**Given instruction**
In the copy, include every entry exactly but none of the pictures.

**Supplied records**

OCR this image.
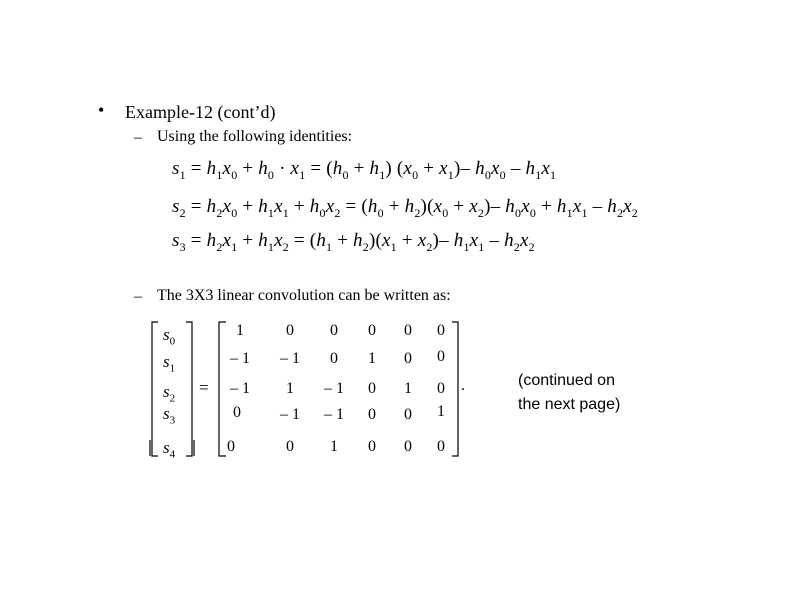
• Example-12 (cont’d)
– Using the following identities:
$s_1 = h_1x_0 + h_0 \cdot x_1 = (h_0 + h_1) (x_0 + x_1)-$ $h_0x_0 - h_1x_1$
$s_2 = h_2x_0 + h_1x_1 + h_0x_2 = (h_0 + h_2)(x_0 + x_2)-$ $h_0x_0 + h_1x_1 - h_2x_2$
$s_3 = h_2x_1 + h_1x_2 = (h_1 + h_2)(x_1 + x_2)-$ $h_1x_1 - h_2x_2$
– The 3X3 linear convolution can be written as:
$s_0$
$s_1$
$s_2$
$s_3$
$s_4$
=
1	0	0	0	0	0
– 1	– 1	0	1	0	0
– 1	1	– 1	0	1	0
0	– 1	– 1	0	0	1
0	0	1	0	0	0
.	(continued on
the next page)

**Written answer**
OCR this image.
• Example-12 (cont’d)
– Using the following identities:
$s_1 = h_1x_0 + h_0 \cdot x_1 = (h_0 + h_1) (x_0 + x_1)-$ $h_0x_0 - h_1x_1$
$s_2 = h_2x_0 + h_1x_1 + h_0x_2 = (h_0 + h_2)(x_0 + x_2)-$ $h_0x_0 + h_1x_1 - h_2x_2$
$s_3 = h_2x_1 + h_1x_2 = (h_1 + h_2)(x_1 + x_2)-$ $h_1x_1 - h_2x_2$
– The 3X3 linear convolution can be written as:
$s_0$
$s_1$
$s_2$
$s_3$
$s_4$
=
1	0	0	0	0	0
– 1	– 1	0	1	0	0
– 1	1	– 1	0	1	0
0	– 1	– 1	0	0	1
0	0	1	0	0	0
.	(continued on
the next page)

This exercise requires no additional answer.